JOBS:
1/ In the DCC forum thread, why does CTValleyRR decline to recommend Bachmann's Dynamis system? Explain in one to three sentences.
2/ Continue the DCC forum thread from the point where it stops.

TEXT PROVIDED:
◇ ◇ ◇ ◇

# Best DCC startup system?



## Canadian GP (Dec 16, 2014)

Hopefully going to my first train show on Sunday and I'm planning on picking up a starter DCC system. Opinions are greatly appreciated but keep in mind I don't know squat about DCC. LOL

PS, should I avoid used equipment completely?


----------



## CV-62 (Dec 9, 2018)

Canadian GP said:


> Hopefully going to my first train show on Sunday and I'm planning on picking up a starter DCC system. Opinions are greatly appreciated but keep in mind I don't know squat about DCC. LOL
> 
> PS, should I avoid used equipment completely?


Never avoid good used equipment if the price is right. Let others take the initial hit. Hint, I do not buy many new vehicles. 

NCE & Digitrax are the two leaders. I would suggest you do what I did a few short months ago when I knew very little of DCC. Use your search engine of preference and do your homework. Both systems have their pluses and minus as compared to each other. Figure out which is best suited for your needs. For me it was NCE.


----------



## flyboy2610 (Jan 20, 2010)

If you belong to, or plan to join, a local club find out what they use and get the same system. Then you will have plenty of help when problems arise.


----------



## Odyknuck (Dec 31, 2015)

NCE Is by far a moee user friendly system. Their starter set us around 150 bucks and goves you the ability to run mutipal trains right out of the box in a very short time. The controller is also a fully functional decoder programming tool.

Sent from my SM-G920V using Tapatalk


----------



## Railtwister (Nov 5, 2015)

I’ve had Digitrax, Lenz, Atlas, and most recently NCE’s PowerCab. I think the best entry level system is either the new Digitrax DCS52 or the NCE PowerCab. If I had it all to do over again, my choice today would probably still be the NCE PowerCab, even though the DCS52 has some very attractive new features. Both are excellent units!

Bill in FtL


----------



## MichaelE (Mar 7, 2018)

NCE Powercab. It will allow complete control of your decoder's CV's and allow you to run up to six locomotives. I'm currently running three with a fourth on the way.


----------



## CTValleyRR (Jul 26, 2014)

As usual, folks here are overlooking some good options. Specifically, MRC offers excellent systems that are fully competitive with anything offered by Digitrax or NCE, and for my money and preferences, I think the basic design and user interface on the MRC products is superior to the others, but this is a subjective evaluation, and everyone needs to decide that for themselves. 

Currently, both MRC and Digitrax offer a plug in module that allows the use of Apple and Android devices as throttles. To my knowledge, NCE does not offer any similar functionality at present.

Another option is Bachmann. They offer a basic system (EZ Command) which is easy to use and inexpensive, but very feature-lìmited and not expandable (the others are all highly expandable). Interestingly, I cannot recommend Bachmann's full-featured system (Dynamis) -- the interface stinks, commands require a lot of button mashing, it uses IR instead of radio control, and it is not expandable without a very expensive "Pro Box" upgrade.  I bought one for my son, and ended up selling it and buying an MRC Prodigy unit instead.

◇ ◇ ◇ ◇

DATA PROVIDED:
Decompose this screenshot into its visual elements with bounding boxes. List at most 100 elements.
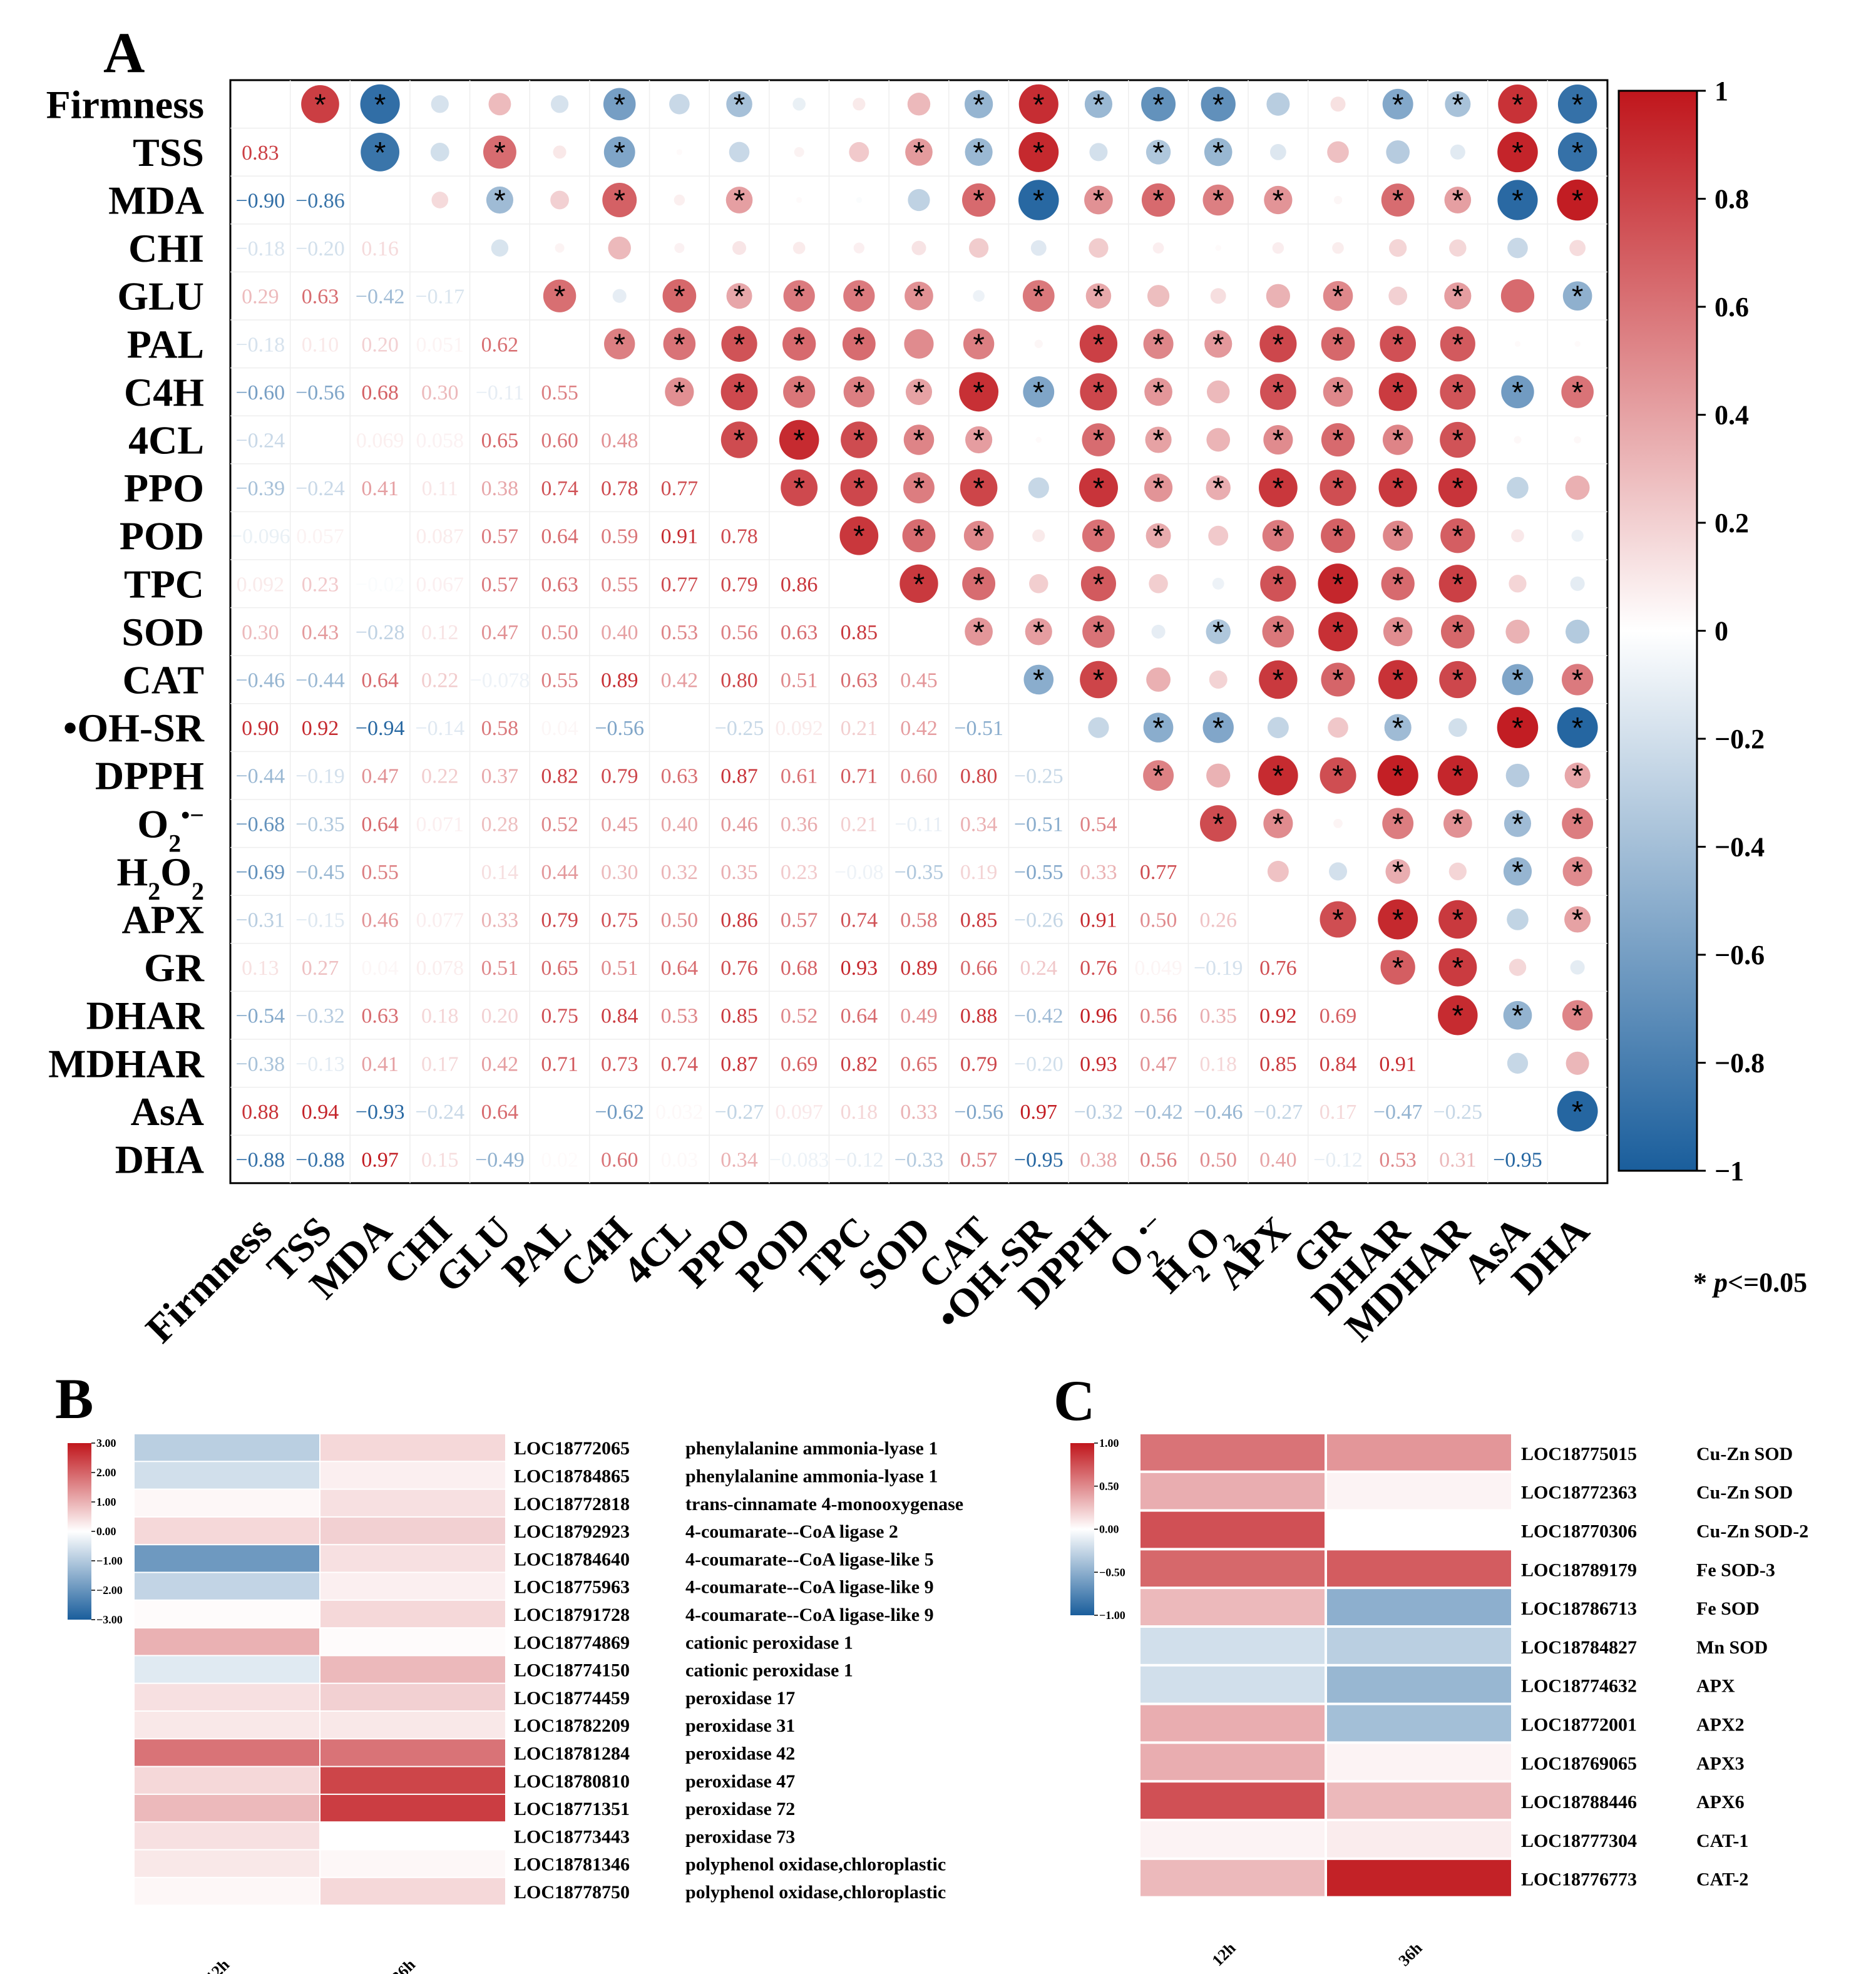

◇ ◇ ◇ ◇

ANSWERS TO THE EXERCISES:
1/ CTValleyRR says the Dynamis interface stinks and its commands take a lot of button mashing. It also uses IR instead of radio control, and it can't be expanded without a very expensive "Pro Box" upgrade.

2/
If you are going to a good sized train show (Amherst in Springfield, Massachusetts), you may get the opportunity for a hands-on test of more than one of these systems. I would encourage you to try them and pick the one that feels best to you. You may also find some good deals, but beware: I have seen vendors mark down exceptionally high prices to slightly above MSRP and call it a "show special". One vendor even had the chutzpah to do this within 20 feet of the MRC booth, where the list prices were plainly marked. So know what you should expect to pay before you go.

As far as used equipment, absolutely consider it. This stuff is solid state and built to last. Just make sure if you buy from a private seller, that they will guarantee that it is in good operating condition and wil take it back if not.


----------



## DonR (Oct 18, 2012)

All of the DCC systems suggested are quality products,
dependable and easy to use.

There is one more that is a little less costly but still
will run 2, 3 and more trains at the same time.
It's the Bachmann EZ. If you plan a simple layout
it may be what you want. However, it lacks the
ability to 'fine tune' the decoders. This isn't 
really required by many modellers but some
enjoy it.

A quick primer about DCC. Any DCC system will
run any DCC loco regardless of brand.

The controller puts a continuously 'on' 14 volts
of modified AC on the tracks. It also sends
digital signals thru the tracks to decoders in
the locos. You can run 2, 3 or more trains at
the same time, each individually controlled
by use of 2 or 4 digit 'addresses'. You can even
have one train going clockwise, another going
counter clockwise on the same track. The
magic of DCC.

And the lights don't go out or dim when you
slow or stop.

Don


----------



## D&J Railroad (Oct 4, 2013)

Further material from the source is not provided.